**EXTRAIT DU TEXTE**

--*--

Parmi les suffixes nominaux, par exemple, le suffixe -un indiquera un nom d'action, comme dans nîkamûn ''chant'' ou aimûn ''parole'', le suffixe -kan indiquera un instrument, comme dans mashinaikan ''crayon'', tipashkunikan ''verge en bois'' (pour mesurer).
Les suffixes verbaux, pour leur part, exprimeront diverses notions pertinentes à la catégorie grammaticale du verbe. Par exemple, le genre animé ou inanimé de l'objet ou du sujet, l'idée d'existence, le caractère transitif, intransitif, réciproque ou réfléchi du procès, etc.

LES NÉOLOGISMES
Tant qu'une culture est en position forte, elle a la capacité d'absorber les réalités nouvelles qui se présentent à elle et de traduire ces réalités dans les termes et selon les mécanismes de sa propre langue, en créant des mots nouveaux. Comme toute autre langue, le montagnais a lui aussi à sa disposition un éventail de moyens pour exprimer les innombrables réalités auxquelles ses locuteurs ont eu à faire face surtout depuis leur acculturation par les Européens. Nous verrons que les procédés néologiques du montagnais sont non seulement diversifiés mais que les mots nouveaux qui en résultent témoignent souvent, et de façon fort évocatrice, de l'importance du choc culturel auquel cette société à été soumise.
Les principaux procédés auxquels la langue montagnaise a eu recours jusqu'ici dans la création de néologismes sont, d'une part, les moyens habituels de formation des mots tels que nous les avons vus dans la section portant sur la morphologie. Je donnerai ci-après des exemples d'utilisation de ces processus dans la création néologique proprement dite. D'autre part, la langue a aussi recours à d'autres processus tels que la périphrase, l'emprunt direct et le changement de sens. Voyons d'abord les néologismes nés des processus morphologiques habituels dans la formation des mots montagnais pour ensuite examiner ceux qui résultent des seconds types de processus.

--*--

**ENTRÉES ENREGISTRÉES**
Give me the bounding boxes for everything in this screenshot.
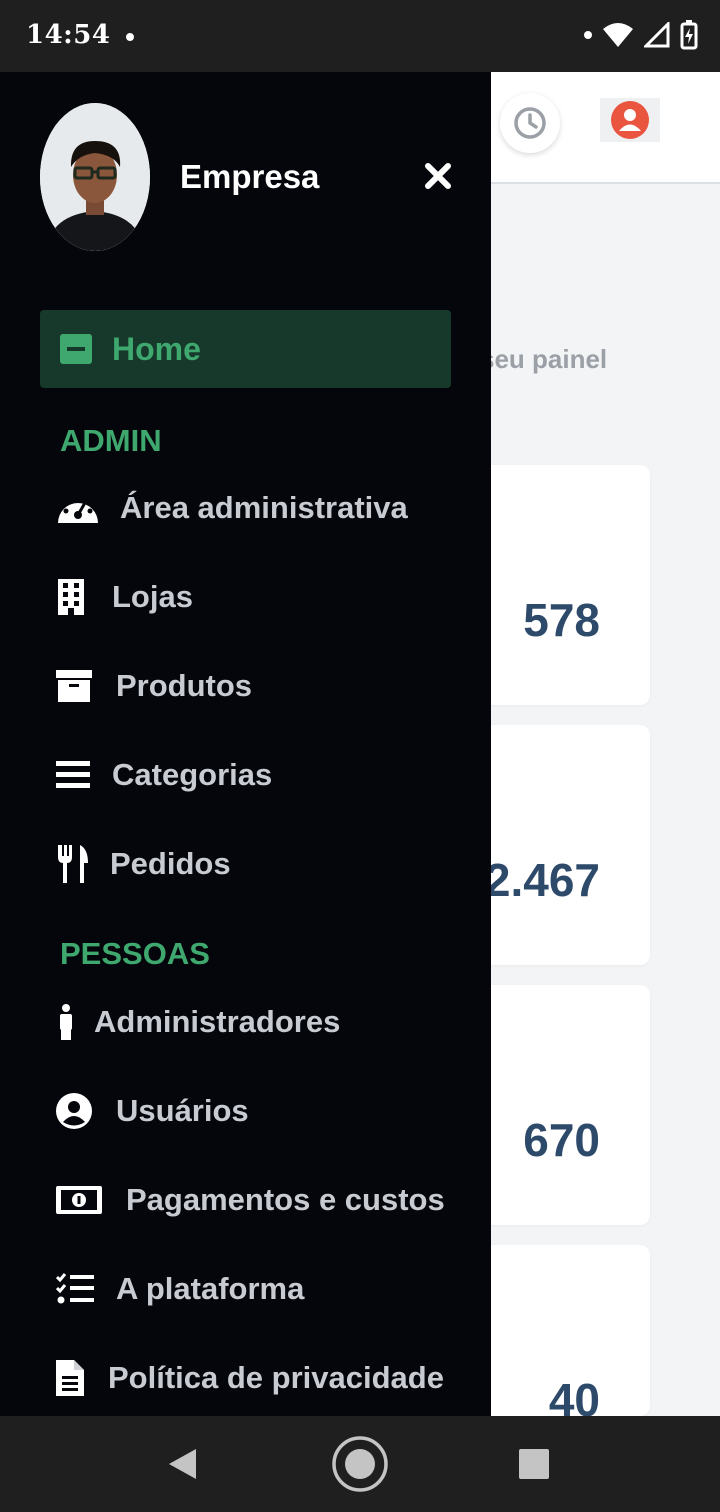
minus-square-icon (60, 334, 92, 364)
menu-item-a-plataforma[interactable]: A plataforma (56, 1261, 304, 1317)
wifi-icon (603, 23, 633, 47)
status-dot-icon (584, 31, 592, 39)
menu-item-area-administrativa[interactable]: Área administrativa (56, 480, 408, 536)
user-avatar-icon (611, 101, 649, 139)
menu-item-label: Home (112, 331, 201, 367)
menu-item-pedidos[interactable]: Pedidos (56, 836, 231, 892)
section-header-admin: ADMIN (60, 423, 162, 458)
battery-charging-icon (680, 20, 698, 50)
user-circle-icon (56, 1091, 116, 1131)
profile-photo-icon (40, 103, 150, 251)
profile-button[interactable] (600, 98, 660, 142)
menu-item-label: Política de privacidade (108, 1360, 444, 1395)
status-time: 14:54 (26, 20, 111, 50)
menu-item-label: Administradores (94, 1004, 341, 1039)
status-bar: 14:54 (0, 0, 720, 72)
recents-button[interactable] (506, 1436, 562, 1492)
money-bill-icon (56, 1180, 126, 1220)
menu-item-label: Lojas (112, 579, 193, 614)
navigation-drawer: Empresa Home ADMIN Área administrativa L… (0, 72, 491, 1416)
menu-item-label: Categorias (112, 757, 273, 792)
avatar (40, 103, 150, 251)
back-triangle-icon (169, 1449, 196, 1479)
menu-item-pagamentos-e-custos[interactable]: Pagamentos e custos (56, 1172, 445, 1228)
signal-icon (644, 22, 670, 48)
menu-item-label: Produtos (116, 668, 253, 703)
menu-item-home[interactable]: Home (40, 310, 451, 388)
welcome-text: seu painel (480, 344, 608, 374)
stat-value: 578 (523, 594, 600, 646)
checklist-icon (56, 1269, 116, 1309)
home-button[interactable] (332, 1436, 388, 1492)
person-icon (56, 1002, 94, 1042)
history-button[interactable] (500, 93, 560, 153)
company-name: Empresa (180, 158, 320, 195)
menu-item-usuarios[interactable]: Usuários (56, 1083, 249, 1139)
menu-item-produtos[interactable]: Produtos (56, 658, 252, 714)
building-icon (56, 577, 112, 617)
status-icons (584, 20, 698, 50)
document-icon (56, 1358, 108, 1398)
dashboard-gauge-icon (56, 488, 120, 528)
stat-value: 670 (523, 1114, 600, 1166)
system-navigation-bar (0, 1416, 720, 1512)
list-bars-icon (56, 755, 112, 795)
menu-item-label: Pagamentos e custos (126, 1182, 445, 1217)
menu-item-label: Área administrativa (120, 490, 408, 525)
stat-value: 2.467 (484, 854, 600, 906)
menu-item-administradores[interactable]: Administradores (56, 994, 340, 1050)
section-header-pessoas: PESSOAS (60, 936, 210, 971)
utensils-icon (56, 844, 110, 884)
back-button[interactable] (154, 1436, 210, 1492)
menu-item-label: A plataforma (116, 1271, 305, 1306)
close-icon (425, 163, 451, 189)
notification-dot-icon (126, 33, 134, 41)
archive-box-icon (56, 666, 116, 706)
menu-item-label: Pedidos (110, 846, 231, 881)
close-drawer-button[interactable] (420, 158, 456, 194)
clock-icon (514, 107, 546, 139)
menu-item-politica-de-privacidade[interactable]: Política de privacidade (56, 1350, 444, 1406)
home-circle-icon (332, 1436, 388, 1492)
menu-item-lojas[interactable]: Lojas (56, 569, 193, 625)
menu-item-categorias[interactable]: Categorias (56, 747, 272, 803)
menu-item-label: Usuários (116, 1093, 249, 1128)
recents-square-icon (519, 1449, 549, 1479)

--*--

**CONSIGNES DE L'EXERCICE**
1: Recopiez fidèlement le passage du texte sur la langue montagnaise qui commence aux mots « Les principaux procédés » et s'arrête après « types de processus. ».
2: Poursuivez la rédaction du texte sur la langue montagnaise en enchaînant sur sa dernière phrase.

**RÉPONSES AUX CONSIGNES**
1:
Les principaux procédés auxquels la langue montagnaise a eu recours jusqu'ici dans la création de néologismes sont, d'une part, les moyens habituels de formation des mots tels que nous les avons vus dans la section portant sur la morphologie. Je donnerai ci-après des exemples d'utilisation de ces processus dans la création néologique proprement dite. D'autre part, la langue a aussi recours à d'autres processus tels que la périphrase, l'emprunt direct et le changement de sens. Voyons d'abord les néologismes nés des processus morphologiques habituels dans la formation des mots montagnais pour ensuite examiner ceux qui résultent des seconds types de processus.

2:
NÉOLOGIE PAR LA FORMATION TRADITIONNELLE DE MOTS
Pour illustrer cette section, il suffira d'un exemple, celui des néologismes dérivés par suffixation et préfixation du verbe pâshtâitu ''il commet une faute grave''. Ce mot est tiré du dictionnaire Drapeau, où on trouve également pâshtâ-tûtam avec le même sens. Dans cet ouvrage on trouve aussi en entrée la nominalisation pâshtâitûn ''péché'' à côté de pâshtâielitam ''il commet un péché en pensée''. Face au besoin d'exprimer une réalité introduite très tôt par les premiers missionnaires, les montagnais ont donc nominalisé le verbe pâhtâitu exprimant l'idée de ''faute''. Cela a donné le nom pâhtâlitûn, signifiant ''péché''. Puis, comme les péchés ne sont pas tous d'égale importance, il a fallu exprimer cette différence et c'est ainsi que, dans le lexique McNulty-Basile, on trouve un mot formé au moyen du suffixe diminutif -ss qui a créé pâshtâitûniss ''péché véniel''. Dans la même veine on a exprimé au moyen du préfixe augmentatif mishta- le concept de ''péché mortel'', ce qui a donné mishtapâhtâitûn.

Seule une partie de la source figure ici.